Task requirements ▸ Copy each line that contains the word "JSON".

Input rows ▸
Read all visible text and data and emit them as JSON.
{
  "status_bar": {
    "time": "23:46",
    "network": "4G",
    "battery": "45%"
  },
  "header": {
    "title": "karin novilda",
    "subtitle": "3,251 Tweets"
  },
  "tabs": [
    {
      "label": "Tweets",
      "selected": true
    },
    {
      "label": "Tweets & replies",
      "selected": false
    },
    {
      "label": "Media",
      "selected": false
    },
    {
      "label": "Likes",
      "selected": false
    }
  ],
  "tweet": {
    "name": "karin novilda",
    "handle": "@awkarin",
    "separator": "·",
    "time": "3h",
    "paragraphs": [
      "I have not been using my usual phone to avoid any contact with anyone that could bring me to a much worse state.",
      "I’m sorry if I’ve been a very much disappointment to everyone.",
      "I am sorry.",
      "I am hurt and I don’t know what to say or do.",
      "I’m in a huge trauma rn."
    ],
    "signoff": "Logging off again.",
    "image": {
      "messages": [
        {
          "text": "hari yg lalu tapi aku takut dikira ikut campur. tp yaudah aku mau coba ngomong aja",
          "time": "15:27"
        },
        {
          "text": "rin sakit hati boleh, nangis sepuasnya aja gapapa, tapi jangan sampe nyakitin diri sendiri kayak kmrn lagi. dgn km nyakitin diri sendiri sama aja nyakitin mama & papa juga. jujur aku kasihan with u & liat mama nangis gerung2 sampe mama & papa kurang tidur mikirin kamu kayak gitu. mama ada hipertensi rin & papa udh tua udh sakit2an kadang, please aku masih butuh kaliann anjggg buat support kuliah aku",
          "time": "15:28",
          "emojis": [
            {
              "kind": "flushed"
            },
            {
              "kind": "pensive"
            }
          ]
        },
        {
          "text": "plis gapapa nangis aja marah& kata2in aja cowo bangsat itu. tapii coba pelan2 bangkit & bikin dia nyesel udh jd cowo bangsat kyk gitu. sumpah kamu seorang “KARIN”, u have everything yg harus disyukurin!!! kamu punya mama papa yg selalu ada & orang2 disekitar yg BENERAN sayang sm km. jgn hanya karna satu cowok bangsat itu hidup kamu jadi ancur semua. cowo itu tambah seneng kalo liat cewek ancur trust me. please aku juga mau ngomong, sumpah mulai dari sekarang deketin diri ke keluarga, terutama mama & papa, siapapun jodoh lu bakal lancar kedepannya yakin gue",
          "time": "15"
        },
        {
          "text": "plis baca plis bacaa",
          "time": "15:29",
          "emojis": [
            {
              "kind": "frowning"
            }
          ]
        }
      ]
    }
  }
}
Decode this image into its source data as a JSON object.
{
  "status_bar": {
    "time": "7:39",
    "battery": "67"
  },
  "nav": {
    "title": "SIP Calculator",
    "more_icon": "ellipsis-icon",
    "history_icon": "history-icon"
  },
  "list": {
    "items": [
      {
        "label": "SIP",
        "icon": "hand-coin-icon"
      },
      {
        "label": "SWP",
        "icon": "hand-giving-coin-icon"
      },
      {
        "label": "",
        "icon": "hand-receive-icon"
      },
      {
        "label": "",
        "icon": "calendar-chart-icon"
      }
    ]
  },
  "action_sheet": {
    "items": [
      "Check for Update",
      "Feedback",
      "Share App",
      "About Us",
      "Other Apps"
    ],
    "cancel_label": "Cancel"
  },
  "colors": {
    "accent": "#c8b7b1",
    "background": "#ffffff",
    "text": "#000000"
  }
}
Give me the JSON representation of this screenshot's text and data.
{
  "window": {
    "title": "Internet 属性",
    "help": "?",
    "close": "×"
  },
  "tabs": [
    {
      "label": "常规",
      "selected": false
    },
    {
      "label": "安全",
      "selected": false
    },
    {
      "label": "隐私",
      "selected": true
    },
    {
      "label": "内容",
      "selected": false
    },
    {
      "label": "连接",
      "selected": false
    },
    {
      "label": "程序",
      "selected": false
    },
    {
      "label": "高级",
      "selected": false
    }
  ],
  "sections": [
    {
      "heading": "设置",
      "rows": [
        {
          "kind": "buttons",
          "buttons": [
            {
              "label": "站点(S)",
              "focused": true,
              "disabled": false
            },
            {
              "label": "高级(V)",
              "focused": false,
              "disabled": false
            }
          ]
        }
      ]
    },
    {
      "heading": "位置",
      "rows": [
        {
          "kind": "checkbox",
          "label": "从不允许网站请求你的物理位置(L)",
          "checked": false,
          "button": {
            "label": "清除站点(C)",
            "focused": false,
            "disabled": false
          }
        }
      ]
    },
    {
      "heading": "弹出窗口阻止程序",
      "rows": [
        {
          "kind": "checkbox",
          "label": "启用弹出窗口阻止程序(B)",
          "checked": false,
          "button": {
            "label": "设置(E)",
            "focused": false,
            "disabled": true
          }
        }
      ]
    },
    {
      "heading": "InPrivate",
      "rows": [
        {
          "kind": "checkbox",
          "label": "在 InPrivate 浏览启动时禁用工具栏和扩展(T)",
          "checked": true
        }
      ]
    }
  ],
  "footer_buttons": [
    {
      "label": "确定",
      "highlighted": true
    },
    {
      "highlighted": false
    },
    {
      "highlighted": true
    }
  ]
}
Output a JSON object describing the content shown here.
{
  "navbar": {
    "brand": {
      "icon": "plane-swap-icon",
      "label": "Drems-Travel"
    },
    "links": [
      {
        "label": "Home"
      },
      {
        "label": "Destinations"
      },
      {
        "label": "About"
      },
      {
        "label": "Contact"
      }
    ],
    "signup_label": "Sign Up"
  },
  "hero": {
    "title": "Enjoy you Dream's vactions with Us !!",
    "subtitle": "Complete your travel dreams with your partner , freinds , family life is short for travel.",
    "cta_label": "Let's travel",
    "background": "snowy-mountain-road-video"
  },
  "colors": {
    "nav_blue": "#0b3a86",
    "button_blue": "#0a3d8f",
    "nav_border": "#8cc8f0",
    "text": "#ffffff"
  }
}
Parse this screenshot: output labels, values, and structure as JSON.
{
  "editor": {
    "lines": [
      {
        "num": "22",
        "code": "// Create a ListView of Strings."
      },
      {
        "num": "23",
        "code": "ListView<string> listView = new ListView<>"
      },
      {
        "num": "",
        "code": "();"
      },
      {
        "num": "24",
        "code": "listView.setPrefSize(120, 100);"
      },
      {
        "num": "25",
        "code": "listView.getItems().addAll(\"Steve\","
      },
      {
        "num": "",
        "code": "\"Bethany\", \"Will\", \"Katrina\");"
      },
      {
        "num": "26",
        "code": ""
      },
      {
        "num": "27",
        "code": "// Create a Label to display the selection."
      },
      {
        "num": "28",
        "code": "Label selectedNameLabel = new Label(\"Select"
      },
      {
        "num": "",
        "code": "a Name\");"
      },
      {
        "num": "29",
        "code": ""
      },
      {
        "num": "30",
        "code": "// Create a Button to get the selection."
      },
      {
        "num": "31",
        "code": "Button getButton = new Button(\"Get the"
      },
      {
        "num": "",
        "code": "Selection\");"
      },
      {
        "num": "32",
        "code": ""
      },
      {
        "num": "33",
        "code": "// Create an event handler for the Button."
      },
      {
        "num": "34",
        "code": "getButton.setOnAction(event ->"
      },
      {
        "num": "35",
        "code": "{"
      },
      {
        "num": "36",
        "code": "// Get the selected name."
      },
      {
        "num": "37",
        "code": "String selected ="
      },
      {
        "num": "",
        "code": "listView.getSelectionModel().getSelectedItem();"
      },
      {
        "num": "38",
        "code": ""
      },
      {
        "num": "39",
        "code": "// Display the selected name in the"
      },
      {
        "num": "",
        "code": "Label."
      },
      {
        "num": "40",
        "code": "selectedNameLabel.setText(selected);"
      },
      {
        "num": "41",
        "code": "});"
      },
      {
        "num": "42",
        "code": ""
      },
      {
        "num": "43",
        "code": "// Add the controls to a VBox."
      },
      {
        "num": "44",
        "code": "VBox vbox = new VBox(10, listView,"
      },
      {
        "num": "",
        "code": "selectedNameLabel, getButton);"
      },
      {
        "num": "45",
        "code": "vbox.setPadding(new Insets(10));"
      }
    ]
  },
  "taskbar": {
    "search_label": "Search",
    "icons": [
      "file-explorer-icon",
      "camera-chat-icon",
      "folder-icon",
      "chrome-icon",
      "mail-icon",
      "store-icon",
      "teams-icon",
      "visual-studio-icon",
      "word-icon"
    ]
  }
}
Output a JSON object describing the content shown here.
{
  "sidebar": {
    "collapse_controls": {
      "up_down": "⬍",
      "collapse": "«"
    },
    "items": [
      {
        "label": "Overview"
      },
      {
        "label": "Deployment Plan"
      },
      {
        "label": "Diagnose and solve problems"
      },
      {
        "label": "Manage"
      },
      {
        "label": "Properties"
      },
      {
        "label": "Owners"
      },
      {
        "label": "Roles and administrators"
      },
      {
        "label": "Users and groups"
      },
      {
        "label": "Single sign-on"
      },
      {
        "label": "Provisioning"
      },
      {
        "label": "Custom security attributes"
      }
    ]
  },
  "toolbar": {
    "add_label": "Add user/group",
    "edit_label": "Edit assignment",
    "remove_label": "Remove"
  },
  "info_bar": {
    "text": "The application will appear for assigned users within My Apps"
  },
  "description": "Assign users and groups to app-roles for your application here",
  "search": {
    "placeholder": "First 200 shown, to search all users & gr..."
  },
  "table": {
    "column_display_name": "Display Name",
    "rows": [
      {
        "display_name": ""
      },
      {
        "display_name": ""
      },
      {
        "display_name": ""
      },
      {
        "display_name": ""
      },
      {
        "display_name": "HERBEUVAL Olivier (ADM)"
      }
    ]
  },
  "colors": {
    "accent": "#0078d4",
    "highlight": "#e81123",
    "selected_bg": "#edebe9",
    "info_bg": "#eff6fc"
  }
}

Solved exercise ▸
Read all visible text and data and emit them as JSON.
Decode this image into its source data as a JSON object.
Give me the JSON representation of this screenshot's text and data.
Output a JSON object describing the content shown here.
Parse this screenshot: output labels, values, and structure as JSON.
Output a JSON object describing the content shown here.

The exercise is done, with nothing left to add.